(Beginning of Selected text)
The Meidob volcanic field has erupted basalt, basanite, hawaiite as well as benmoreite, mugearite, phonolite and trachyte, forming an alkaline suite of volcanic rocks. Various types of xenoliths are present in the eruption products, while phenocrysts include aegirine, amphibole, anorthoclase, augite, biotite, ulvospinel-magnetite, nepheline olivine, augitic-diopsidic pyroxene and sanidine.

The total volume of erupted rocks is about 1400–1800 km3, which was erupted at rates per millennium of 0.2–0.5 km3. Basalt and basanite lava flows make up most of the erupted material. Pyroclastics and lava flows of phonolitic and trachytic composition form the "mesa" flows and are concentrated in the central part of the field. The more differentiated rocks are prevalent in the more recent rocks.

Basanite is a product of mantle melts, which may involve a lithospheric component. Fractionation processes in deep magma chambers and assimilation of crustal materials have been used to explain the genesis of differentiated magmas from the basanitic precursor, with additional processes generating the basaltic and hawaiitic magmas.

== Climate and vegetation ==

Average yearly temperatures at Malha range between 21 and 29 C. The Meidob volcanic field lies at the southern margin of the Sahara to the Sahel, with precipitation at Malha amounting to 170 mm/year mostly during summer months. During the early Holocene between 6,000 and 12,000 years ago, precipitation was considerably higher and orographic precipitation in the Meidob area may have supplied water to their surroundings.
(End of Selected text)
(Beginning of Data listing)
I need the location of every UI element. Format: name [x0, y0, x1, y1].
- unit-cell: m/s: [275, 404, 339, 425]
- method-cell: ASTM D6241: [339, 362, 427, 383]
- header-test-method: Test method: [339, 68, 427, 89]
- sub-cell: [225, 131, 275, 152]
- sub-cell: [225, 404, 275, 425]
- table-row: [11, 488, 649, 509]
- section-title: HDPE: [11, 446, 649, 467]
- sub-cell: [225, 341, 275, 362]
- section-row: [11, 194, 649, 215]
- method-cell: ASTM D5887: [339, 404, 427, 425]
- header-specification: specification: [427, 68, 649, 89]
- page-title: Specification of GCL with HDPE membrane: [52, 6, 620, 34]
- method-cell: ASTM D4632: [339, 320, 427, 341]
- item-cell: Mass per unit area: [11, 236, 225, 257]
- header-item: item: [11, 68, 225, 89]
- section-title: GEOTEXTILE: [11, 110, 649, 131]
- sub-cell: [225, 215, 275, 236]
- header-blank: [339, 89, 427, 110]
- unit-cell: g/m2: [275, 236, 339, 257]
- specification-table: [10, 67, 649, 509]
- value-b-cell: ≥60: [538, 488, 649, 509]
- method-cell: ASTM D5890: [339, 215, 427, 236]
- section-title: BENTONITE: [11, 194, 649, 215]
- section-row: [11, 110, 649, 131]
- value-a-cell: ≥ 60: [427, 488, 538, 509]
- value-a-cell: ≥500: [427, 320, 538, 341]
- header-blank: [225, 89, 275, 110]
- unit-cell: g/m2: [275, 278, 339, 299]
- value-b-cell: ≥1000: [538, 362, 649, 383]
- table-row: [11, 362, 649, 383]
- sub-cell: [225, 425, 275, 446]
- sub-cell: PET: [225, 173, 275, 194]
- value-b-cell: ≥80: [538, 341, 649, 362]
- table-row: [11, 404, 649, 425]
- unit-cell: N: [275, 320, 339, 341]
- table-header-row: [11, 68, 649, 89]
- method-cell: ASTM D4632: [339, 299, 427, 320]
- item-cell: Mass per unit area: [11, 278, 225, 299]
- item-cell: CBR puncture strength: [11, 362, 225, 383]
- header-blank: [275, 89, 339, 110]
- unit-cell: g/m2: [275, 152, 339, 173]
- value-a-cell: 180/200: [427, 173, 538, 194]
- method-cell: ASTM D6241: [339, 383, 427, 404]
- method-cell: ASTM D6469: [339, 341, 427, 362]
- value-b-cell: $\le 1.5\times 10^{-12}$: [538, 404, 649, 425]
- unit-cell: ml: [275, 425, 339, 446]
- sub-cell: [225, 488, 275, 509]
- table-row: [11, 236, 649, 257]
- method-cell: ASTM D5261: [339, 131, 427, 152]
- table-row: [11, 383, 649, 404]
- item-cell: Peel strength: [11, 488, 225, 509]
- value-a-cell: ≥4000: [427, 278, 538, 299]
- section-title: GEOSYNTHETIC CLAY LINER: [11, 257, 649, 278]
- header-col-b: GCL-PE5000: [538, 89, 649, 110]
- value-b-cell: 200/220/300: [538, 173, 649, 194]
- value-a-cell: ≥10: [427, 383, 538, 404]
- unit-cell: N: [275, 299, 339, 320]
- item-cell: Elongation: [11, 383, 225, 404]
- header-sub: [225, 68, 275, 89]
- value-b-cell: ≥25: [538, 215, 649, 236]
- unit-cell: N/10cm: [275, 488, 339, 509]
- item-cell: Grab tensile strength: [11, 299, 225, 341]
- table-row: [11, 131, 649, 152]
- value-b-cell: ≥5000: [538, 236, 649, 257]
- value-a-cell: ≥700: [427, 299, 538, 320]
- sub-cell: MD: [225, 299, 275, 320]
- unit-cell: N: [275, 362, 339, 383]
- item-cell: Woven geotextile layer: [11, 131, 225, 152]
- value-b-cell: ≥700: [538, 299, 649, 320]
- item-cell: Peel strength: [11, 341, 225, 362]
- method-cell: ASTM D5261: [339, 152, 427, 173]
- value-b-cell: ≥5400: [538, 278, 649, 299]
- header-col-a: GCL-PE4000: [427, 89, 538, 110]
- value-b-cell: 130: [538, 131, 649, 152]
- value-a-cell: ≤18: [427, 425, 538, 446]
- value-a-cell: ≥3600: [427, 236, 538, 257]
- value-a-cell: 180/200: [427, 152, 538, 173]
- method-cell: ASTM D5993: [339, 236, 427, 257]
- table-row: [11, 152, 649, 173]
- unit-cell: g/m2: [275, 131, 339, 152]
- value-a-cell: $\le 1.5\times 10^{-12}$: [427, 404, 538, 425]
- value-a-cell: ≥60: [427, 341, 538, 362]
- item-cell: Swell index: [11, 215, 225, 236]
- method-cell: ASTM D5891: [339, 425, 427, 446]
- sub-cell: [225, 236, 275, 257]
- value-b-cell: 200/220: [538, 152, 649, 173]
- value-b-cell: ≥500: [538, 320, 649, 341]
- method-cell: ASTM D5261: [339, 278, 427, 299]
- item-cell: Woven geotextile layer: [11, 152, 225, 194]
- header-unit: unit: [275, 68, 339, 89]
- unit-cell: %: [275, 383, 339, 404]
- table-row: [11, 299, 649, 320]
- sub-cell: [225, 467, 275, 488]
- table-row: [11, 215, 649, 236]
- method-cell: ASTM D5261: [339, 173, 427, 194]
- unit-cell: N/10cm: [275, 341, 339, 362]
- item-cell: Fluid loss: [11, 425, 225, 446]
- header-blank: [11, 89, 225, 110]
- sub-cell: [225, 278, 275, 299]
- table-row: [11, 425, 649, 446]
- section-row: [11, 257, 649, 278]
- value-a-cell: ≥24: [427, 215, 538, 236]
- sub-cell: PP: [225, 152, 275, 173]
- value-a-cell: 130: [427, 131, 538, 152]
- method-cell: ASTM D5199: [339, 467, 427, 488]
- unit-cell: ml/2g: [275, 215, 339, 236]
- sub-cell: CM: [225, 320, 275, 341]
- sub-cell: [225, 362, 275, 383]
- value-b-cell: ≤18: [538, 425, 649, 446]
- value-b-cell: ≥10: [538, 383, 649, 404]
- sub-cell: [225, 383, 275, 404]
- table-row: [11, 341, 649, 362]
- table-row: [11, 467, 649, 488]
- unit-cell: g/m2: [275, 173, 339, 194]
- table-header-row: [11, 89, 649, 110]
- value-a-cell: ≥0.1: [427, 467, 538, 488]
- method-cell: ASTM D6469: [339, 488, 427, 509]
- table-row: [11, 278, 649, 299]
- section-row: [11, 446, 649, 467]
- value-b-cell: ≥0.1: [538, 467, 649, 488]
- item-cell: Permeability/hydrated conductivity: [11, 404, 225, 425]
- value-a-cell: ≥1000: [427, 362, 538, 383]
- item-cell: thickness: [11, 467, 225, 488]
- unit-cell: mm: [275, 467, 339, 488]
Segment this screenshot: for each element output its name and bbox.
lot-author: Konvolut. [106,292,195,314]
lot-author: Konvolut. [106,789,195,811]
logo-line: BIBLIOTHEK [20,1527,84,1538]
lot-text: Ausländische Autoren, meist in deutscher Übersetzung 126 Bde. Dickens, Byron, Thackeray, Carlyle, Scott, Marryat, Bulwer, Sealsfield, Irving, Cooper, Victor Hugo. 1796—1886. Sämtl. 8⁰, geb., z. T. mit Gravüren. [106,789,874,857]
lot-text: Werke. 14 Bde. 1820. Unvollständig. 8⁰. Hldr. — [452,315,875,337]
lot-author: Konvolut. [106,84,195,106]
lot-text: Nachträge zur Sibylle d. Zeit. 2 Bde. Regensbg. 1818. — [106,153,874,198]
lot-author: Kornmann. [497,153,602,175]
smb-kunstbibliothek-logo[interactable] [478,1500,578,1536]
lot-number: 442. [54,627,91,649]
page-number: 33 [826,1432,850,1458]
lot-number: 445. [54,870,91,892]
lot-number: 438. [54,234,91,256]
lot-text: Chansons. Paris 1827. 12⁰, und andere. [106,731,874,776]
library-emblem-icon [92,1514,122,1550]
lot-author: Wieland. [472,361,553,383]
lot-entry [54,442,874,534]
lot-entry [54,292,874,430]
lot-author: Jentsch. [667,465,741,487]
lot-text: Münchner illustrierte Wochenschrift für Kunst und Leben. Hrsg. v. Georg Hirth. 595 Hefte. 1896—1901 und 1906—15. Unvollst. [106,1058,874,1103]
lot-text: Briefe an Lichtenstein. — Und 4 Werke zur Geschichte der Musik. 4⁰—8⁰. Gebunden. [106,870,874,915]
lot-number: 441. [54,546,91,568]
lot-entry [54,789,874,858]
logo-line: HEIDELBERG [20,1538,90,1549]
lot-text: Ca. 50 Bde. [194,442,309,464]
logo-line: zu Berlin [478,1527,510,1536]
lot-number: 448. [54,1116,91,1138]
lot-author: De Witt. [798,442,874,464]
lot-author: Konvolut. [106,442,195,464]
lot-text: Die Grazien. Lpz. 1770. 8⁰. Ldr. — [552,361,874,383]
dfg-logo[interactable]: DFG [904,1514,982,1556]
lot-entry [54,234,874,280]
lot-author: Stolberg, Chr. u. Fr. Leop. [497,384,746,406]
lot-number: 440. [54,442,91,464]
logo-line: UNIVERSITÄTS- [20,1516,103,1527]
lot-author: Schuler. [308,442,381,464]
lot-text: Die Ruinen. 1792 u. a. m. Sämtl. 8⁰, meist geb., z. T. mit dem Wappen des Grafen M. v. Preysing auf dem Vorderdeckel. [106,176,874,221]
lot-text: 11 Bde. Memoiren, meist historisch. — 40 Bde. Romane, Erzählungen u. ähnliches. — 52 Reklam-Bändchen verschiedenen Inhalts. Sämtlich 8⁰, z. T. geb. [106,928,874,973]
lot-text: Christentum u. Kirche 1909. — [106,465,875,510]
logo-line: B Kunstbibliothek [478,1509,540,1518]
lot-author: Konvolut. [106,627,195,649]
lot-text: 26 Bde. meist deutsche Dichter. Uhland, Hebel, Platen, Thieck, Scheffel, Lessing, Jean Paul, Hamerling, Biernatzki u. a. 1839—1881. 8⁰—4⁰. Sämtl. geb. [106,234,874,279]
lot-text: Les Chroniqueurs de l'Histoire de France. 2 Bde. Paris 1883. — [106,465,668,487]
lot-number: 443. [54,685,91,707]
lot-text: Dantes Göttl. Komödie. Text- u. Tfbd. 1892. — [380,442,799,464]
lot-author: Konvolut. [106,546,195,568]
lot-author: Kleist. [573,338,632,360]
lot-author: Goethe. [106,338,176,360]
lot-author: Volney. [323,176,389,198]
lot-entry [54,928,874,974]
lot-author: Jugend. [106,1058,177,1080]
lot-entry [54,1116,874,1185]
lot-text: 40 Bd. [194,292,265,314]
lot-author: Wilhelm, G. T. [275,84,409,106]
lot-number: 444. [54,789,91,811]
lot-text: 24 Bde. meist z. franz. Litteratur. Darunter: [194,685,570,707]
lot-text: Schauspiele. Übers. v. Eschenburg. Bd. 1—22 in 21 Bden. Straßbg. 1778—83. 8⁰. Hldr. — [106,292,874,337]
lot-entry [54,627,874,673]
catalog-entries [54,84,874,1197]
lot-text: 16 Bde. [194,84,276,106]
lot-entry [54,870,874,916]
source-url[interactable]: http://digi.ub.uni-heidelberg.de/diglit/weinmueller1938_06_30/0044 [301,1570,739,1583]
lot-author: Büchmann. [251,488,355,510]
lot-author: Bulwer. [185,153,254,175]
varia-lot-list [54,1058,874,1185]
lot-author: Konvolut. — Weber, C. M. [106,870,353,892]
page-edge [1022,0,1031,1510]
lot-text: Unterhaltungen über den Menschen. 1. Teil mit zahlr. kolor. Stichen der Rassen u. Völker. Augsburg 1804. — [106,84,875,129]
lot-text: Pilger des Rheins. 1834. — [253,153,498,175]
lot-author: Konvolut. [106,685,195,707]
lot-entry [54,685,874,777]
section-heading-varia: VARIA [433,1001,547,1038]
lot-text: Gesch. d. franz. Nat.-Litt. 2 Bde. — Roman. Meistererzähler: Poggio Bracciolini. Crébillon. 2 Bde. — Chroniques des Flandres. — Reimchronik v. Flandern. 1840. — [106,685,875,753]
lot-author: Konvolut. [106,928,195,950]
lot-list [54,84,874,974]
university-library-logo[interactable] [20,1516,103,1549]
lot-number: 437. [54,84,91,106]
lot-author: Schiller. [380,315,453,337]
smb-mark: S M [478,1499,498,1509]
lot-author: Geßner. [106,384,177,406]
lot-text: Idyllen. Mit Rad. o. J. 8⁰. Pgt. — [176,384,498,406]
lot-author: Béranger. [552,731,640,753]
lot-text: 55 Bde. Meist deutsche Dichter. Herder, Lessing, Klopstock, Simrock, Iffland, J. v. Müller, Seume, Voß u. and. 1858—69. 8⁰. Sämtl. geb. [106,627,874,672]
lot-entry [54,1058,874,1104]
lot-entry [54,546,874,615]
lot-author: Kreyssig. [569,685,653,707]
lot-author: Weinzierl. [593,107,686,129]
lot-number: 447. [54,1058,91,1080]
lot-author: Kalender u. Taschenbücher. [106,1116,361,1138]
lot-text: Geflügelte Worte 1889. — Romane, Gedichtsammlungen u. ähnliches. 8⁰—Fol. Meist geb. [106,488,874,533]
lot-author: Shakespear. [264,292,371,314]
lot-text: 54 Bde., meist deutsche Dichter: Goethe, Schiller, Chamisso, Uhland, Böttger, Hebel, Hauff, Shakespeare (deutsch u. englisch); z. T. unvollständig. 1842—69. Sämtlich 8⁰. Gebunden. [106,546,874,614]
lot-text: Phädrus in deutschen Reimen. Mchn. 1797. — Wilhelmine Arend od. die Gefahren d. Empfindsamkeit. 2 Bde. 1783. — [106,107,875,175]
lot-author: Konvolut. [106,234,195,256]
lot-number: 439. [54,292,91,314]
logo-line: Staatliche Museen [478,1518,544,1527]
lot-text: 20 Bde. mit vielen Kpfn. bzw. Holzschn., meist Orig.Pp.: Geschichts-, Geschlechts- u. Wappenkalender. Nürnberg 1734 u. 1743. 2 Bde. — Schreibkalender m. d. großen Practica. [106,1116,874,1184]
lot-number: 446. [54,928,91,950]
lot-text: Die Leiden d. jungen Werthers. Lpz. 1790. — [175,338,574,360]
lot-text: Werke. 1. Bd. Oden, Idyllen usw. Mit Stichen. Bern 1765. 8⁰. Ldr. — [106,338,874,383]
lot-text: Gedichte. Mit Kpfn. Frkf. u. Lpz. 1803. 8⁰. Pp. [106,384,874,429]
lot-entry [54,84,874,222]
(End of Data listing)
- Required action A:
According to the text on the Meidob volcanic field, what makes up most of the erupted material?
- Required action B:
Please continue the text on the Meidob volcanic field, beginning after its last sentence.

- Response A:
Basalt and basanite lava flows.

- Response B:
The lava fields are mostly barren, with the vegetation of the Meidob volcanic field consisting of grasses and scrubs. Woodland grows along the course of wadis and sometimes within craters.

== Eruption history ==

The oldest volcanic rocks in the Meidob volcanic field have been dated by potassium-argon dating, yielding ages of 6.8 ± 0.2 and 6.5 ± 0.2 million years ago. The Jebel Sireif vent has yielded ages of 1.3 ± 0.4 to 0.6 ± 0.2 million years ago. Volcanism at first took the form of lava emissions. Later, during the Pliocene to Holocene, it was dominated by pyroclastics and lavas.

The field has been active during the Holocene, with thermoluminescence and tephrochronology dating giving a series of eruptions at the following dates (years ago):
- 14,600 ± 6,600 to 12,200 ± 3,300
- 10,100 ± 1,400 at Malha crater (Note: However, a lava flow that enters this crater has yielded dates older than this.)
- 8,000 ± 1,600 to 7,200 ± 720
- 6,170 ± 1,450
- possibly 5,070 and 5,020
- 4,900 ± 520

One of these recent eruptions had an intensity similar to a Plinian eruption, and a volcanic explosivity index of 4 has been assigned to some eruptions.

There are no fumaroles in the field, while hot springs may or may not exist; but legends of the Midob recall that many generations ago, fire erupted from the Malha crater, and that water levels within its lake underwent changes accompanied by sounds. These legends may reflect recent volcanic activity.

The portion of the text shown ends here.